▶ Work required: Set down the material below in full, matching it exactly.

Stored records
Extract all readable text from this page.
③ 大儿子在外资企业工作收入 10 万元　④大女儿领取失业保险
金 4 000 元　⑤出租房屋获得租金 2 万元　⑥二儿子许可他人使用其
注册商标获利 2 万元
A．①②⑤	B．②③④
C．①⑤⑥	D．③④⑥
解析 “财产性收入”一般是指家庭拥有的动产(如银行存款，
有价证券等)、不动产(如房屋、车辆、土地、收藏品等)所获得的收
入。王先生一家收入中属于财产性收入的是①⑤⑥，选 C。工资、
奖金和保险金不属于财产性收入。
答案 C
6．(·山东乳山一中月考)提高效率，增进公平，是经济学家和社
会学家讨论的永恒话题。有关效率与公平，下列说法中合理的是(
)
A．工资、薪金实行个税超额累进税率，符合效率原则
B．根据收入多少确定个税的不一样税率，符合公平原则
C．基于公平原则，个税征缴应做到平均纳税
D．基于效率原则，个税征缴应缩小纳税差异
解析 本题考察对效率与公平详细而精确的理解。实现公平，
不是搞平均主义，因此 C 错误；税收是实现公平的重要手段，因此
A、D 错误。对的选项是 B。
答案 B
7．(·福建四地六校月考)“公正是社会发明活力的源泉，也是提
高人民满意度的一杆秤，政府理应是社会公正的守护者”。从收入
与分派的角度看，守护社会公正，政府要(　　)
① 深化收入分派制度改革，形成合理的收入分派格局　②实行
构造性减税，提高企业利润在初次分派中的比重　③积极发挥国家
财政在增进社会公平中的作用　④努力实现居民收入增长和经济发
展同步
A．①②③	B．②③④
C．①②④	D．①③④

▶ Response to the task:
Extract all readable text from this page.
③ 大儿子在外资企业工作收入 10 万元　④大女儿领取失业保险
金 4 000 元　⑤出租房屋获得租金 2 万元　⑥二儿子许可他人使用其
注册商标获利 2 万元
A．①②⑤	B．②③④
C．①⑤⑥	D．③④⑥
解析 “财产性收入”一般是指家庭拥有的动产(如银行存款，
有价证券等)、不动产(如房屋、车辆、土地、收藏品等)所获得的收
入。王先生一家收入中属于财产性收入的是①⑤⑥，选 C。工资、
奖金和保险金不属于财产性收入。
答案 C
6．(·山东乳山一中月考)提高效率，增进公平，是经济学家和社
会学家讨论的永恒话题。有关效率与公平，下列说法中合理的是(
)
A．工资、薪金实行个税超额累进税率，符合效率原则
B．根据收入多少确定个税的不一样税率，符合公平原则
C．基于公平原则，个税征缴应做到平均纳税
D．基于效率原则，个税征缴应缩小纳税差异
解析 本题考察对效率与公平详细而精确的理解。实现公平，
不是搞平均主义，因此 C 错误；税收是实现公平的重要手段，因此
A、D 错误。对的选项是 B。
答案 B
7．(·福建四地六校月考)“公正是社会发明活力的源泉，也是提
高人民满意度的一杆秤，政府理应是社会公正的守护者”。从收入
与分派的角度看，守护社会公正，政府要(　　)
① 深化收入分派制度改革，形成合理的收入分派格局　②实行
构造性减税，提高企业利润在初次分派中的比重　③积极发挥国家
财政在增进社会公平中的作用　④努力实现居民收入增长和经济发
展同步
A．①②③	B．②③④
C．①②④	D．①③④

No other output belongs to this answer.